Copy every record below, exactly as written.
━━━
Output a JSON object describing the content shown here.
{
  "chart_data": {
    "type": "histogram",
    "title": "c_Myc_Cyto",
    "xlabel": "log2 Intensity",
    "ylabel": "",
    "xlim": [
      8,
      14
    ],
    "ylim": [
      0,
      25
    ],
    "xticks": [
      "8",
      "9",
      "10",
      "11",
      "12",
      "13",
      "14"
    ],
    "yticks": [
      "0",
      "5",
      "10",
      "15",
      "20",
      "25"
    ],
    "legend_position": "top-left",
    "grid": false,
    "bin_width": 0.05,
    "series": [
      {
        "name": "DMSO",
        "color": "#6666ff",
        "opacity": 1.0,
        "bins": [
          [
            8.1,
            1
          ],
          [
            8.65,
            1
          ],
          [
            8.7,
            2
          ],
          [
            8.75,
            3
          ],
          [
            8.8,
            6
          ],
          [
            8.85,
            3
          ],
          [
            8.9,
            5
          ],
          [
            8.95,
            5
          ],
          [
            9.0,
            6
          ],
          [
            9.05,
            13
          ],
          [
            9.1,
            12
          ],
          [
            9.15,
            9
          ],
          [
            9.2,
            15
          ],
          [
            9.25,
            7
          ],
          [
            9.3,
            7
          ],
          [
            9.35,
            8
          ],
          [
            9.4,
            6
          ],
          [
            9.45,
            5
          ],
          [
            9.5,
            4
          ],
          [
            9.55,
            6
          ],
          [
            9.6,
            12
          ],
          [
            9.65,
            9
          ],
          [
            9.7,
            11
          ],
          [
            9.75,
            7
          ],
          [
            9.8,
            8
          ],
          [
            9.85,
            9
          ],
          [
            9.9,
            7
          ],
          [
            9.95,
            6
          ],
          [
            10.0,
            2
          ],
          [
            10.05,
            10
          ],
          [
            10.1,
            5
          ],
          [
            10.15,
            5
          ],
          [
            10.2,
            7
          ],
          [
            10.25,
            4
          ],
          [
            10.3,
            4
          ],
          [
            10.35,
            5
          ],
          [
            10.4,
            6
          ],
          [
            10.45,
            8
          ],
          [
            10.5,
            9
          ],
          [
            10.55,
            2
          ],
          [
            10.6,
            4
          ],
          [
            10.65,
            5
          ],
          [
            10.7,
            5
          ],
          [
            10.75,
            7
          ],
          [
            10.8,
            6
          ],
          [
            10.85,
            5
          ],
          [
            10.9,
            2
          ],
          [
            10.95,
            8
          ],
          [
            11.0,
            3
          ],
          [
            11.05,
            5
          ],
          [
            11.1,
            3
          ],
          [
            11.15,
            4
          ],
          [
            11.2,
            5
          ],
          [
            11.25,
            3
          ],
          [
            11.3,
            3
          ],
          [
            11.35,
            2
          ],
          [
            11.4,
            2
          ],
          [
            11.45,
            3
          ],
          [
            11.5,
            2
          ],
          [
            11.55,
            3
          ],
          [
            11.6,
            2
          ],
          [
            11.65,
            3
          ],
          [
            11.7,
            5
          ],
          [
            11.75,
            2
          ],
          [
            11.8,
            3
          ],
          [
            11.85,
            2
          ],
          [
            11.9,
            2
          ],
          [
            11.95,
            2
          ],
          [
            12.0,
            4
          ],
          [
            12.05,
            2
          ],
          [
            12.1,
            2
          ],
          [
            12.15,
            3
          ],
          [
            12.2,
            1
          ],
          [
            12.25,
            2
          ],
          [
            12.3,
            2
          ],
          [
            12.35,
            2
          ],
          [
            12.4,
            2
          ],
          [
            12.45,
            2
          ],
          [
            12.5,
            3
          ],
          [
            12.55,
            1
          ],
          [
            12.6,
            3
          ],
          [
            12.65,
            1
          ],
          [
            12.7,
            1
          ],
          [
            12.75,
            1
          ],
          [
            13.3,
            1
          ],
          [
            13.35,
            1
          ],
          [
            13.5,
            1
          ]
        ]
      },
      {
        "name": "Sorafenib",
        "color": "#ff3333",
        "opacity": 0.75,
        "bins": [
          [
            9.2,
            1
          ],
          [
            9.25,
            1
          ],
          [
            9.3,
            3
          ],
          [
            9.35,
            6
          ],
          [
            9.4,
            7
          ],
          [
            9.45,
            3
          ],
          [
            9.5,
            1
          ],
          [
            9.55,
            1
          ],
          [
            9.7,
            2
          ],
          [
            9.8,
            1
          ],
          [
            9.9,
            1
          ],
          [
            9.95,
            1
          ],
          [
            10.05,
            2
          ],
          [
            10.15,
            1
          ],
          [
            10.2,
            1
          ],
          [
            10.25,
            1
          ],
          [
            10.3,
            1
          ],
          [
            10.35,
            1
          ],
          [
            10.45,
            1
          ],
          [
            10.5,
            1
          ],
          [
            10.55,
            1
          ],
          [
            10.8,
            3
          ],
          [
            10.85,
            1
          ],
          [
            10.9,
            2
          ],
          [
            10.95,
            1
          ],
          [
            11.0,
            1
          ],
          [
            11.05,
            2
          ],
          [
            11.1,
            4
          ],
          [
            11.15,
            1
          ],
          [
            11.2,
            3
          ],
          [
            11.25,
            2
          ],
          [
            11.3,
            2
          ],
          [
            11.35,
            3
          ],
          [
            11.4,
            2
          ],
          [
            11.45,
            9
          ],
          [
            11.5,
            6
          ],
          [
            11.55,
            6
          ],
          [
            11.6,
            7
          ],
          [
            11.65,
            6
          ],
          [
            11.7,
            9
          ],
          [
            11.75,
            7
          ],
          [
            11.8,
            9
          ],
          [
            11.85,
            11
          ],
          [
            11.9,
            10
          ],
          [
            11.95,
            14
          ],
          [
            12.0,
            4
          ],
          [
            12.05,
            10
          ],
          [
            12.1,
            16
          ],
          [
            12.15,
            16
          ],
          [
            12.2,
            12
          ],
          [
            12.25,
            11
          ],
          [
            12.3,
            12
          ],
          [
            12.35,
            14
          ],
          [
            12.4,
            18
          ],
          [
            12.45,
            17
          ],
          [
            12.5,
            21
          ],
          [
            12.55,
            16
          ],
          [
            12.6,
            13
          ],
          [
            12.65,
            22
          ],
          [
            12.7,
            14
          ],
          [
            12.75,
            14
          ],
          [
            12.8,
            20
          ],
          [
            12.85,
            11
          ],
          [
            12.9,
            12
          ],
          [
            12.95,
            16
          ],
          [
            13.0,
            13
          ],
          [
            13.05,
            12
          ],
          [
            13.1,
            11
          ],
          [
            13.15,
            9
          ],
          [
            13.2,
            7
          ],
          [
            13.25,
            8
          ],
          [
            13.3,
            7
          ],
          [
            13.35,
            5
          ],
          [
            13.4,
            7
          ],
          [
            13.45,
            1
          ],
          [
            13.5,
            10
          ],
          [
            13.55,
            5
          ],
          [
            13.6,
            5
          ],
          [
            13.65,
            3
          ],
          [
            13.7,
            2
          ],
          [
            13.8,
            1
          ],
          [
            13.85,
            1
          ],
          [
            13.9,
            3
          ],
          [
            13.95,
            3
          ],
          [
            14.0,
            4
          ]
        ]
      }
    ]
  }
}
━━━
### Task answer
Output a JSON object describing the content shown here.
{
  "chart_data": {
    "type": "histogram",
    "title": "c_Myc_Cyto",
    "xlabel": "log2 Intensity",
    "ylabel": "",
    "xlim": [
      8,
      14
    ],
    "ylim": [
      0,
      25
    ],
    "xticks": [
      "8",
      "9",
      "10",
      "11",
      "12",
      "13",
      "14"
    ],
    "yticks": [
      "0",
      "5",
      "10",
      "15",
      "20",
      "25"
    ],
    "legend_position": "top-left",
    "grid": false,
    "bin_width": 0.05,
    "series": [
      {
        "name": "DMSO",
        "color": "#6666ff",
        "opacity": 1.0,
        "bins": [
          [
            8.1,
            1
          ],
          [
            8.65,
            1
          ],
          [
            8.7,
            2
          ],
          [
            8.75,
            3
          ],
          [
            8.8,
            6
          ],
          [
            8.85,
            3
          ],
          [
            8.9,
            5
          ],
          [
            8.95,
            5
          ],
          [
            9.0,
            6
          ],
          [
            9.05,
            13
          ],
          [
            9.1,
            12
          ],
          [
            9.15,
            9
          ],
          [
            9.2,
            15
          ],
          [
            9.25,
            7
          ],
          [
            9.3,
            7
          ],
          [
            9.35,
            8
          ],
          [
            9.4,
            6
          ],
          [
            9.45,
            5
          ],
          [
            9.5,
            4
          ],
          [
            9.55,
            6
          ],
          [
            9.6,
            12
          ],
          [
            9.65,
            9
          ],
          [
            9.7,
            11
          ],
          [
            9.75,
            7
          ],
          [
            9.8,
            8
          ],
          [
            9.85,
            9
          ],
          [
            9.9,
            7
          ],
          [
            9.95,
            6
          ],
          [
            10.0,
            2
          ],
          [
            10.05,
            10
          ],
          [
            10.1,
            5
          ],
          [
            10.15,
            5
          ],
          [
            10.2,
            7
          ],
          [
            10.25,
            4
          ],
          [
            10.3,
            4
          ],
          [
            10.35,
            5
          ],
          [
            10.4,
            6
          ],
          [
            10.45,
            8
          ],
          [
            10.5,
            9
          ],
          [
            10.55,
            2
          ],
          [
            10.6,
            4
          ],
          [
            10.65,
            5
          ],
          [
            10.7,
            5
          ],
          [
            10.75,
            7
          ],
          [
            10.8,
            6
          ],
          [
            10.85,
            5
          ],
          [
            10.9,
            2
          ],
          [
            10.95,
            8
          ],
          [
            11.0,
            3
          ],
          [
            11.05,
            5
          ],
          [
            11.1,
            3
          ],
          [
            11.15,
            4
          ],
          [
            11.2,
            5
          ],
          [
            11.25,
            3
          ],
          [
            11.3,
            3
          ],
          [
            11.35,
            2
          ],
          [
            11.4,
            2
          ],
          [
            11.45,
            3
          ],
          [
            11.5,
            2
          ],
          [
            11.55,
            3
          ],
          [
            11.6,
            2
          ],
          [
            11.65,
            3
          ],
          [
            11.7,
            5
          ],
          [
            11.75,
            2
          ],
          [
            11.8,
            3
          ],
          [
            11.85,
            2
          ],
          [
            11.9,
            2
          ],
          [
            11.95,
            2
          ],
          [
            12.0,
            4
          ],
          [
            12.05,
            2
          ],
          [
            12.1,
            2
          ],
          [
            12.15,
            3
          ],
          [
            12.2,
            1
          ],
          [
            12.25,
            2
          ],
          [
            12.3,
            2
          ],
          [
            12.35,
            2
          ],
          [
            12.4,
            2
          ],
          [
            12.45,
            2
          ],
          [
            12.5,
            3
          ],
          [
            12.55,
            1
          ],
          [
            12.6,
            3
          ],
          [
            12.65,
            1
          ],
          [
            12.7,
            1
          ],
          [
            12.75,
            1
          ],
          [
            13.3,
            1
          ],
          [
            13.35,
            1
          ],
          [
            13.5,
            1
          ]
        ]
      },
      {
        "name": "Sorafenib",
        "color": "#ff3333",
        "opacity": 0.75,
        "bins": [
          [
            9.2,
            1
          ],
          [
            9.25,
            1
          ],
          [
            9.3,
            3
          ],
          [
            9.35,
            6
          ],
          [
            9.4,
            7
          ],
          [
            9.45,
            3
          ],
          [
            9.5,
            1
          ],
          [
            9.55,
            1
          ],
          [
            9.7,
            2
          ],
          [
            9.8,
            1
          ],
          [
            9.9,
            1
          ],
          [
            9.95,
            1
          ],
          [
            10.05,
            2
          ],
          [
            10.15,
            1
          ],
          [
            10.2,
            1
          ],
          [
            10.25,
            1
          ],
          [
            10.3,
            1
          ],
          [
            10.35,
            1
          ],
          [
            10.45,
            1
          ],
          [
            10.5,
            1
          ],
          [
            10.55,
            1
          ],
          [
            10.8,
            3
          ],
          [
            10.85,
            1
          ],
          [
            10.9,
            2
          ],
          [
            10.95,
            1
          ],
          [
            11.0,
            1
          ],
          [
            11.05,
            2
          ],
          [
            11.1,
            4
          ],
          [
            11.15,
            1
          ],
          [
            11.2,
            3
          ],
          [
            11.25,
            2
          ],
          [
            11.3,
            2
          ],
          [
            11.35,
            3
          ],
          [
            11.4,
            2
          ],
          [
            11.45,
            9
          ],
          [
            11.5,
            6
          ],
          [
            11.55,
            6
          ],
          [
            11.6,
            7
          ],
          [
            11.65,
            6
          ],
          [
            11.7,
            9
          ],
          [
            11.75,
            7
          ],
          [
            11.8,
            9
          ],
          [
            11.85,
            11
          ],
          [
            11.9,
            10
          ],
          [
            11.95,
            14
          ],
          [
            12.0,
            4
          ],
          [
            12.05,
            10
          ],
          [
            12.1,
            16
          ],
          [
            12.15,
            16
          ],
          [
            12.2,
            12
          ],
          [
            12.25,
            11
          ],
          [
            12.3,
            12
          ],
          [
            12.35,
            14
          ],
          [
            12.4,
            18
          ],
          [
            12.45,
            17
          ],
          [
            12.5,
            21
          ],
          [
            12.55,
            16
          ],
          [
            12.6,
            13
          ],
          [
            12.65,
            22
          ],
          [
            12.7,
            14
          ],
          [
            12.75,
            14
          ],
          [
            12.8,
            20
          ],
          [
            12.85,
            11
          ],
          [
            12.9,
            12
          ],
          [
            12.95,
            16
          ],
          [
            13.0,
            13
          ],
          [
            13.05,
            12
          ],
          [
            13.1,
            11
          ],
          [
            13.15,
            9
          ],
          [
            13.2,
            7
          ],
          [
            13.25,
            8
          ],
          [
            13.3,
            7
          ],
          [
            13.35,
            5
          ],
          [
            13.4,
            7
          ],
          [
            13.45,
            1
          ],
          [
            13.5,
            10
          ],
          [
            13.55,
            5
          ],
          [
            13.6,
            5
          ],
          [
            13.65,
            3
          ],
          [
            13.7,
            2
          ],
          [
            13.8,
            1
          ],
          [
            13.85,
            1
          ],
          [
            13.9,
            3
          ],
          [
            13.95,
            3
          ],
          [
            14.0,
            4
          ]
        ]
      }
    ]
  }
}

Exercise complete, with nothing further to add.